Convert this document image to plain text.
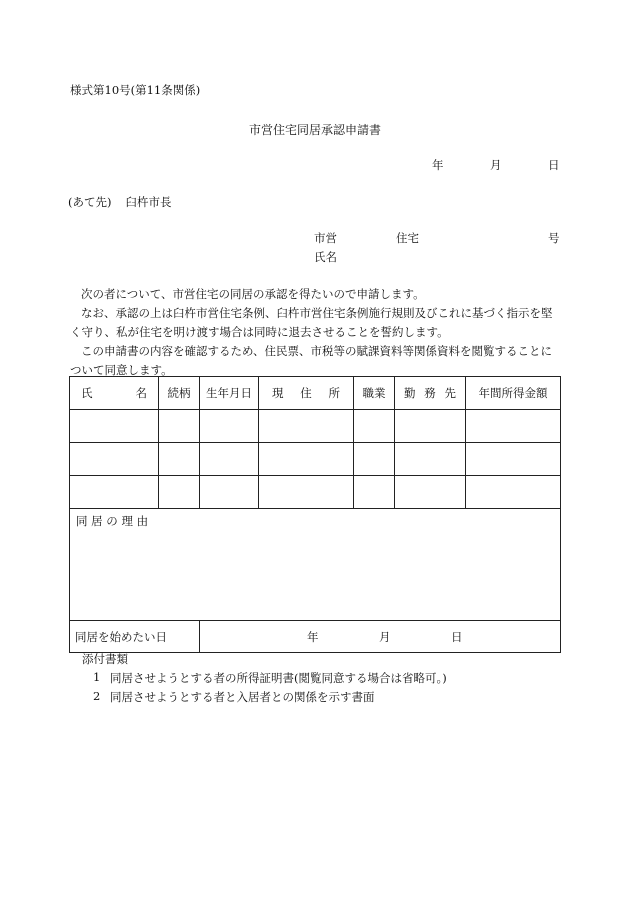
様式第10号(第11条関係)
市営住宅同居承認申請書
年	月	日
(あて先) 臼杵市長
市営	住宅	号
氏名

次の者について、市営住宅の同居の承認を得たいので申請します。

なお、承認の上は臼杵市営住宅条例、臼杵市営住宅条例施行規則及びこれに基づく指示を堅く守り、私が住宅を明け渡す場合は同時に退去させることを誓約します。

この申請書の内容を確認するため、住民票、市税等の賦課資料等関係資料を閲覧することについて同意します。

氏 名	続柄	生年月日	現 住 所	職業	勤 務 先	年間所得金額

同 居 の 理 由						
同居を始めたい日		年 月 日				
添付書類
1 同居させようとする者の所得証明書(閲覧同意する場合は省略可。)
2 同居させようとする者と入居者との関係を示す書面
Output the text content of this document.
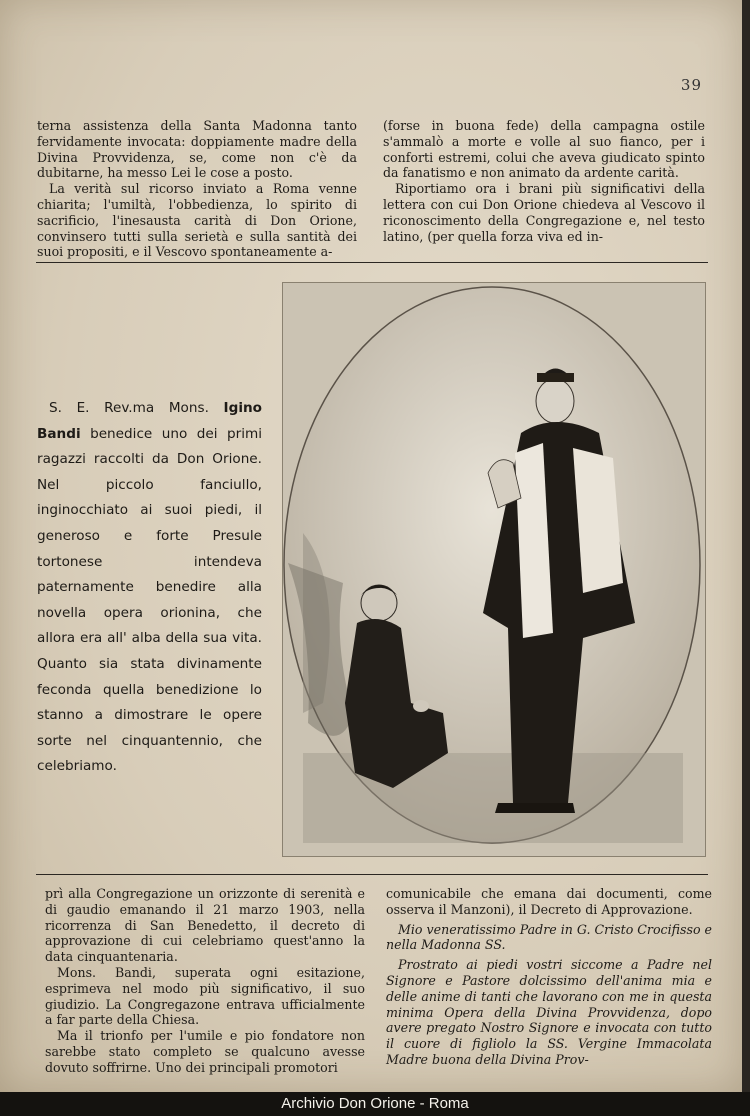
39

terna assistenza della Santa Madonna tanto fervidamente invocata: doppiamente madre della Divina Provvidenza, se, come non c'è da dubitarne, ha messo Lei le cose a posto.

La verità sul ricorso inviato a Roma venne chiarita; l'umiltà, l'obbedienza, lo spirito di sacrificio, l'inesausta carità di Don Orione, convinsero tutti sulla serietà e sulla santità dei suoi propositi, e il Vescovo spontaneamente a-

(forse in buona fede) della campagna ostile s'ammalò a morte e volle al suo fianco, per i conforti estremi, colui che aveva giudicato spinto da fanatismo e non animato da ardente carità.

Riportiamo ora i brani più significativi della lettera con cui Don Orione chiedeva al Vescovo il riconoscimento della Congregazione e, nel testo latino, (per quella forza viva ed in-

S. E. Rev.ma Mons. Igino Bandi benedice uno dei primi ragazzi raccolti da Don Orione. Nel piccolo fanciullo, inginocchiato ai suoi piedi, il generoso e forte Presule tortonese intendeva paternamente benedire alla novella opera orionina, che allora era all' alba della sua vita. Quanto sia stata divinamente feconda quella benedizione lo stanno a dimostrare le opere sorte nel cinquantennio, che celebriamo.

prì alla Congregazione un orizzonte di serenità e di gaudio emanando il 21 marzo 1903, nella ricorrenza di San Benedetto, il decreto di approvazione di cui celebriamo quest'anno la data cinquantenaria.

Mons. Bandi, superata ogni esitazione, esprimeva nel modo più significativo, il suo giudizio. La Congregazone entrava ufficialmente a far parte della Chiesa.

Ma il trionfo per l'umile e pio fondatore non sarebbe stato completo se qualcuno avesse dovuto soffrirne. Uno dei principali promotori

comunicabile che emana dai documenti, come osserva il Manzoni), il Decreto di Approvazione.

Mio veneratissimo Padre in G. Cristo Crocifisso e nella Madonna SS.

Prostrato ai piedi vostri siccome a Padre nel Signore e Pastore dolcissimo dell'anima mia e delle anime di tanti che lavorano con me in questa minima Opera della Divina Provvidenza, dopo avere pregato Nostro Signore e invocata con tutto il cuore di figliolo la SS. Vergine Immacolata Madre buona della Divina Prov-

Archivio Don Orione - Roma
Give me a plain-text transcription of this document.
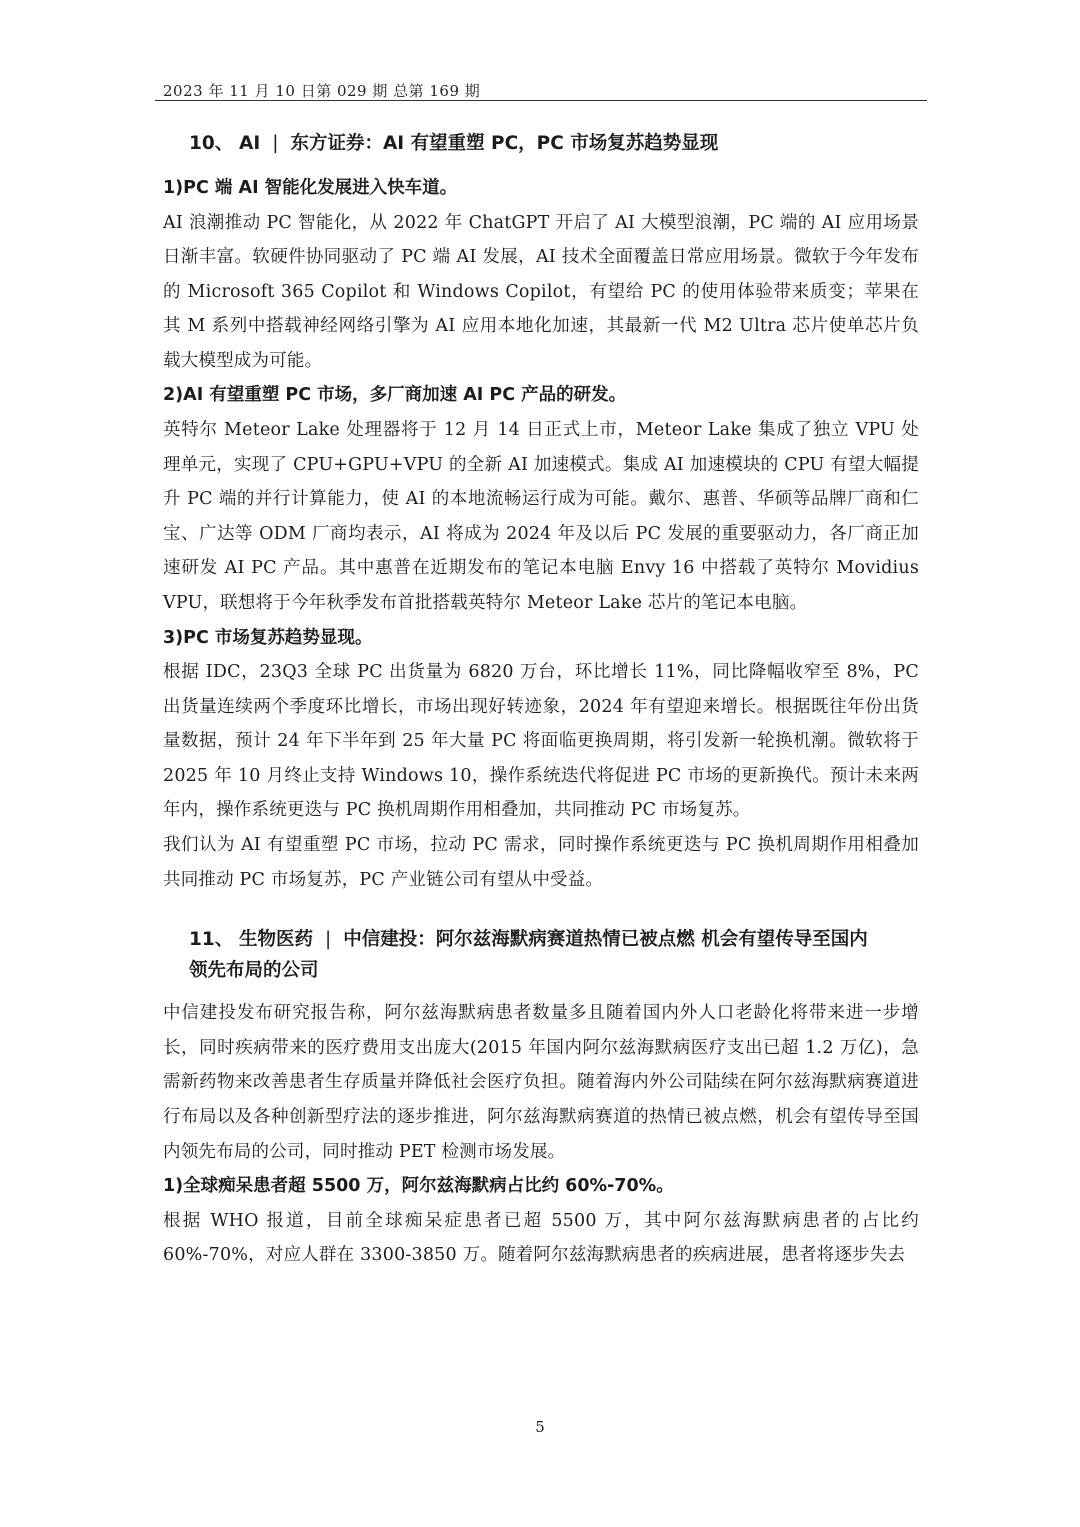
2023 年 11 月 10 日第 029 期 总第 169 期
10、 AI | 东方证券：AI 有望重塑 PC，PC 市场复苏趋势显现

1)PC 端 AI 智能化发展进入快车道。

AI 浪潮推动 PC 智能化，从 2022 年 ChatGPT 开启了 AI 大模型浪潮，PC 端的 AI 应用场景日渐丰富。软硬件协同驱动了 PC 端 AI 发展，AI 技术全面覆盖日常应用场景。微软于今年发布的 Microsoft 365 Copilot 和 Windows Copilot，有望给 PC 的使用体验带来质变；苹果在其 M 系列中搭载神经网络引擎为 AI 应用本地化加速，其最新一代 M2 Ultra 芯片使单芯片负载大模型成为可能。

2)AI 有望重塑 PC 市场，多厂商加速 AI PC 产品的研发。

英特尔 Meteor Lake 处理器将于 12 月 14 日正式上市，Meteor Lake 集成了独立 VPU 处理单元，实现了 CPU+GPU+VPU 的全新 AI 加速模式。集成 AI 加速模块的 CPU 有望大幅提升 PC 端的并行计算能力，使 AI 的本地流畅运行成为可能。戴尔、惠普、华硕等品牌厂商和仁宝、广达等 ODM 厂商均表示，AI 将成为 2024 年及以后 PC 发展的重要驱动力，各厂商正加速研发 AI PC 产品。其中惠普在近期发布的笔记本电脑 Envy 16 中搭载了英特尔 Movidius VPU，联想将于今年秋季发布首批搭载英特尔 Meteor Lake 芯片的笔记本电脑。

3)PC 市场复苏趋势显现。

根据 IDC，23Q3 全球 PC 出货量为 6820 万台，环比增长 11%，同比降幅收窄至 8%，PC 出货量连续两个季度环比增长，市场出现好转迹象，2024 年有望迎来增长。根据既往年份出货量数据，预计 24 年下半年到 25 年大量 PC 将面临更换周期，将引发新一轮换机潮。微软将于 2025 年 10 月终止支持 Windows 10，操作系统迭代将促进 PC 市场的更新换代。预计未来两年内，操作系统更迭与 PC 换机周期作用相叠加，共同推动 PC 市场复苏。

我们认为 AI 有望重塑 PC 市场，拉动 PC 需求，同时操作系统更迭与 PC 换机周期作用相叠加共同推动 PC 市场复苏，PC 产业链公司有望从中受益。

11、 生物医药 | 中信建投：阿尔兹海默病赛道热情已被点燃 机会有望传导至国内
领先布局的公司

中信建投发布研究报告称，阿尔兹海默病患者数量多且随着国内外人口老龄化将带来进一步增长，同时疾病带来的医疗费用支出庞大(2015 年国内阿尔兹海默病医疗支出已超 1.2 万亿)，急需新药物来改善患者生存质量并降低社会医疗负担。随着海内外公司陆续在阿尔兹海默病赛道进行布局以及各种创新型疗法的逐步推进，阿尔兹海默病赛道的热情已被点燃，机会有望传导至国内领先布局的公司，同时推动 PET 检测市场发展。

1)全球痴呆患者超 5500 万，阿尔兹海默病占比约 60%-70%。

根据 WHO 报道，目前全球痴呆症患者已超 5500 万，其中阿尔兹海默病患者的占比约 60%-70%，对应人群在 3300-3850 万。随着阿尔兹海默病患者的疾病进展，患者将逐步失去

5
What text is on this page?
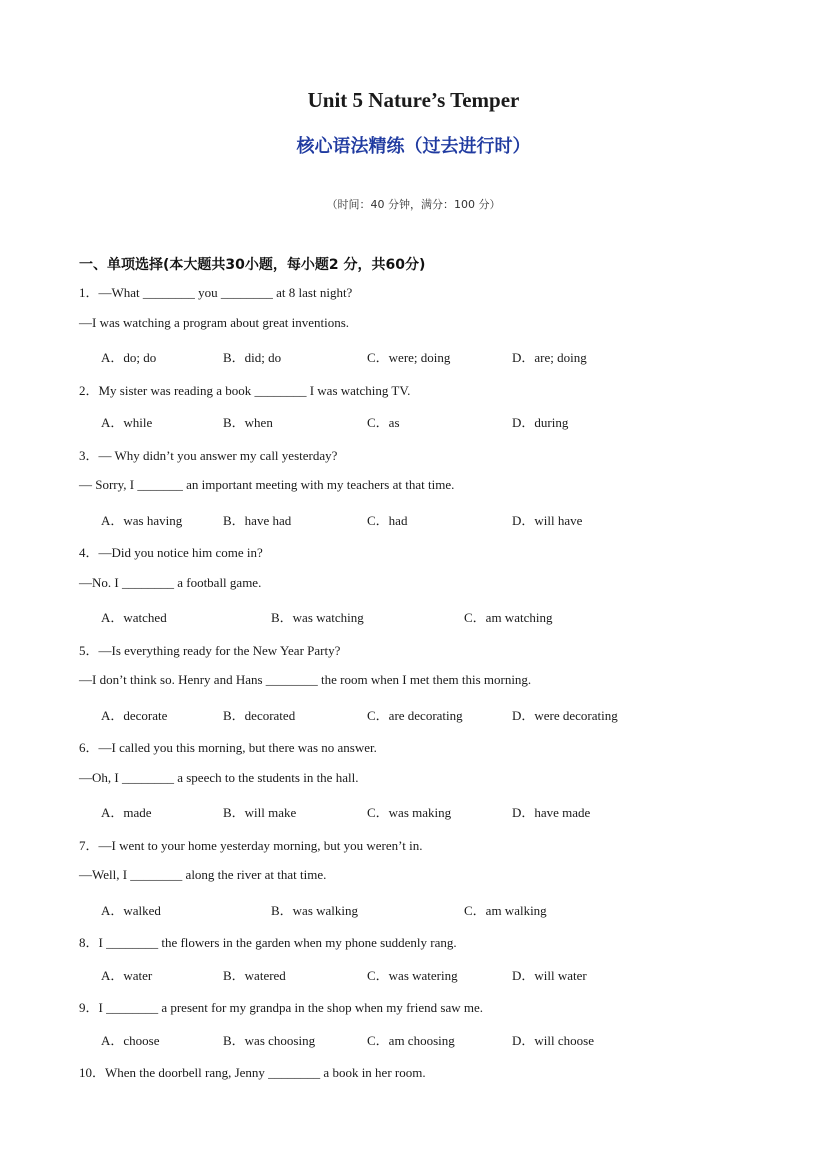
Unit 5 Nature’s Temper
核心语法精练（过去进行时）
（时间：40 分钟，满分：100 分）
一、单项选择(本大题共30小题，每小题2 分，共60分)
1．—What ________ you ________ at 8 last night?
—I was watching a program about great inventions.
A．do; do	B．did; do	C．were; doing	D．are; doing
2．My sister was reading a book ________ I was watching TV.
A．while	B．when	C．as	D．during
3．— Why didn’t you answer my call yesterday?
— Sorry, I _______ an important meeting with my teachers at that time.
A．was having	B．have had	C．had	D．will have
4．—Did you notice him come in?
—No. I ________ a football game.
A．watched	B．was watching	C．am watching
5．—Is everything ready for the New Year Party?
—I don’t think so. Henry and Hans ________ the room when I met them this morning.
A．decorate	B．decorated	C．are decorating	D．were decorating
6．—I called you this morning, but there was no answer.
—Oh, I ________ a speech to the students in the hall.
A．made	B．will make	C．was making	D．have made
7．—I went to your home yesterday morning, but you weren’t in.
—Well, I ________ along the river at that time.
A．walked	B．was walking	C．am walking
8．I ________ the flowers in the garden when my phone suddenly rang.
A．water	B．watered	C．was watering	D．will water
9．I ________ a present for my grandpa in the shop when my friend saw me.
A．choose	B．was choosing	C．am choosing	D．will choose
10．When the doorbell rang, Jenny ________ a book in her room.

──────────────────────────────

WRITTEN TASK → Set the entries down again exactly. Do not include the images.

RESULT FOR THIS EXERCISE →
Convert this document image to plain text.
様式第10号(第11条関係)
市営住宅同居承認申請書
年	月	日
(あて先) 臼杵市長
市営	住宅	号
氏名

次の者について、市営住宅の同居の承認を得たいので申請します。

なお、承認の上は臼杵市営住宅条例、臼杵市営住宅条例施行規則及びこれに基づく指示を堅く守り、私が住宅を明け渡す場合は同時に退去させることを誓約します。

この申請書の内容を確認するため、住民票、市税等の賦課資料等関係資料を閲覧することについて同意します。

氏 名	続柄	生年月日	現 住 所	職業	勤 務 先	年間所得金額

同 居 の 理 由						
同居を始めたい日		年 月 日				
添付書類
1 同居させようとする者の所得証明書(閲覧同意する場合は省略可。)
2 同居させようとする者と入居者との関係を示す書面
Output the text content of this document.
39

terna assistenza della Santa Madonna tanto fervidamente invocata: doppiamente madre della Divina Provvidenza, se, come non c'è da dubitarne, ha messo Lei le cose a posto.

La verità sul ricorso inviato a Roma venne chiarita; l'umiltà, l'obbedienza, lo spirito di sacrificio, l'inesausta carità di Don Orione, convinsero tutti sulla serietà e sulla santità dei suoi propositi, e il Vescovo spontaneamente a-

(forse in buona fede) della campagna ostile s'ammalò a morte e volle al suo fianco, per i conforti estremi, colui che aveva giudicato spinto da fanatismo e non animato da ardente carità.

Riportiamo ora i brani più significativi della lettera con cui Don Orione chiedeva al Vescovo il riconoscimento della Congregazione e, nel testo latino, (per quella forza viva ed in-

S. E. Rev.ma Mons. Igino Bandi benedice uno dei primi ragazzi raccolti da Don Orione. Nel piccolo fanciullo, inginocchiato ai suoi piedi, il generoso e forte Presule tortonese intendeva paternamente benedire alla novella opera orionina, che allora era all' alba della sua vita. Quanto sia stata divinamente feconda quella benedizione lo stanno a dimostrare le opere sorte nel cinquantennio, che celebriamo.

prì alla Congregazione un orizzonte di serenità e di gaudio emanando il 21 marzo 1903, nella ricorrenza di San Benedetto, il decreto di approvazione di cui celebriamo quest'anno la data cinquantenaria.

Mons. Bandi, superata ogni esitazione, esprimeva nel modo più significativo, il suo giudizio. La Congregazone entrava ufficialmente a far parte della Chiesa.

Ma il trionfo per l'umile e pio fondatore non sarebbe stato completo se qualcuno avesse dovuto soffrirne. Uno dei principali promotori

comunicabile che emana dai documenti, come osserva il Manzoni), il Decreto di Approvazione.

Mio veneratissimo Padre in G. Cristo Crocifisso e nella Madonna SS.

Prostrato ai piedi vostri siccome a Padre nel Signore e Pastore dolcissimo dell'anima mia e delle anime di tanti che lavorano con me in questa minima Opera della Divina Provvidenza, dopo avere pregato Nostro Signore e invocata con tutto il cuore di figliolo la SS. Vergine Immacolata Madre buona della Divina Prov-

Archivio Don Orione - Roma
Give me a plain-text transcription of this document.
2023 年 11 月 10 日第 029 期 总第 169 期
10、 AI | 东方证券：AI 有望重塑 PC，PC 市场复苏趋势显现

1)PC 端 AI 智能化发展进入快车道。

AI 浪潮推动 PC 智能化，从 2022 年 ChatGPT 开启了 AI 大模型浪潮，PC 端的 AI 应用场景日渐丰富。软硬件协同驱动了 PC 端 AI 发展，AI 技术全面覆盖日常应用场景。微软于今年发布的 Microsoft 365 Copilot 和 Windows Copilot，有望给 PC 的使用体验带来质变；苹果在其 M 系列中搭载神经网络引擎为 AI 应用本地化加速，其最新一代 M2 Ultra 芯片使单芯片负载大模型成为可能。

2)AI 有望重塑 PC 市场，多厂商加速 AI PC 产品的研发。

英特尔 Meteor Lake 处理器将于 12 月 14 日正式上市，Meteor Lake 集成了独立 VPU 处理单元，实现了 CPU+GPU+VPU 的全新 AI 加速模式。集成 AI 加速模块的 CPU 有望大幅提升 PC 端的并行计算能力，使 AI 的本地流畅运行成为可能。戴尔、惠普、华硕等品牌厂商和仁宝、广达等 ODM 厂商均表示，AI 将成为 2024 年及以后 PC 发展的重要驱动力，各厂商正加速研发 AI PC 产品。其中惠普在近期发布的笔记本电脑 Envy 16 中搭载了英特尔 Movidius VPU，联想将于今年秋季发布首批搭载英特尔 Meteor Lake 芯片的笔记本电脑。

3)PC 市场复苏趋势显现。

根据 IDC，23Q3 全球 PC 出货量为 6820 万台，环比增长 11%，同比降幅收窄至 8%，PC 出货量连续两个季度环比增长，市场出现好转迹象，2024 年有望迎来增长。根据既往年份出货量数据，预计 24 年下半年到 25 年大量 PC 将面临更换周期，将引发新一轮换机潮。微软将于 2025 年 10 月终止支持 Windows 10，操作系统迭代将促进 PC 市场的更新换代。预计未来两年内，操作系统更迭与 PC 换机周期作用相叠加，共同推动 PC 市场复苏。

我们认为 AI 有望重塑 PC 市场，拉动 PC 需求，同时操作系统更迭与 PC 换机周期作用相叠加共同推动 PC 市场复苏，PC 产业链公司有望从中受益。

11、 生物医药 | 中信建投：阿尔兹海默病赛道热情已被点燃 机会有望传导至国内
领先布局的公司

中信建投发布研究报告称，阿尔兹海默病患者数量多且随着国内外人口老龄化将带来进一步增长，同时疾病带来的医疗费用支出庞大(2015 年国内阿尔兹海默病医疗支出已超 1.2 万亿)，急需新药物来改善患者生存质量并降低社会医疗负担。随着海内外公司陆续在阿尔兹海默病赛道进行布局以及各种创新型疗法的逐步推进，阿尔兹海默病赛道的热情已被点燃，机会有望传导至国内领先布局的公司，同时推动 PET 检测市场发展。

1)全球痴呆患者超 5500 万，阿尔兹海默病占比约 60%-70%。

根据 WHO 报道，目前全球痴呆症患者已超 5500 万，其中阿尔兹海默病患者的占比约 60%-70%，对应人群在 3300-3850 万。随着阿尔兹海默病患者的疾病进展，患者将逐步失去

5
What text is on this page?
Unit 5 Nature’s Temper
核心语法精练（过去进行时）
（时间：40 分钟，满分：100 分）
一、单项选择(本大题共30小题，每小题2 分，共60分)
1．—What ________ you ________ at 8 last night?
—I was watching a program about great inventions.
A．do; do	B．did; do	C．were; doing	D．are; doing
2．My sister was reading a book ________ I was watching TV.
A．while	B．when	C．as	D．during
3．— Why didn’t you answer my call yesterday?
— Sorry, I _______ an important meeting with my teachers at that time.
A．was having	B．have had	C．had	D．will have
4．—Did you notice him come in?
—No. I ________ a football game.
A．watched	B．was watching	C．am watching
5．—Is everything ready for the New Year Party?
—I don’t think so. Henry and Hans ________ the room when I met them this morning.
A．decorate	B．decorated	C．are decorating	D．were decorating
6．—I called you this morning, but there was no answer.
—Oh, I ________ a speech to the students in the hall.
A．made	B．will make	C．was making	D．have made
7．—I went to your home yesterday morning, but you weren’t in.
—Well, I ________ along the river at that time.
A．walked	B．was walking	C．am walking
8．I ________ the flowers in the garden when my phone suddenly rang.
A．water	B．watered	C．was watering	D．will water
9．I ________ a present for my grandpa in the shop when my friend saw me.
A．choose	B．was choosing	C．am choosing	D．will choose
10．When the doorbell rang, Jenny ________ a book in her room.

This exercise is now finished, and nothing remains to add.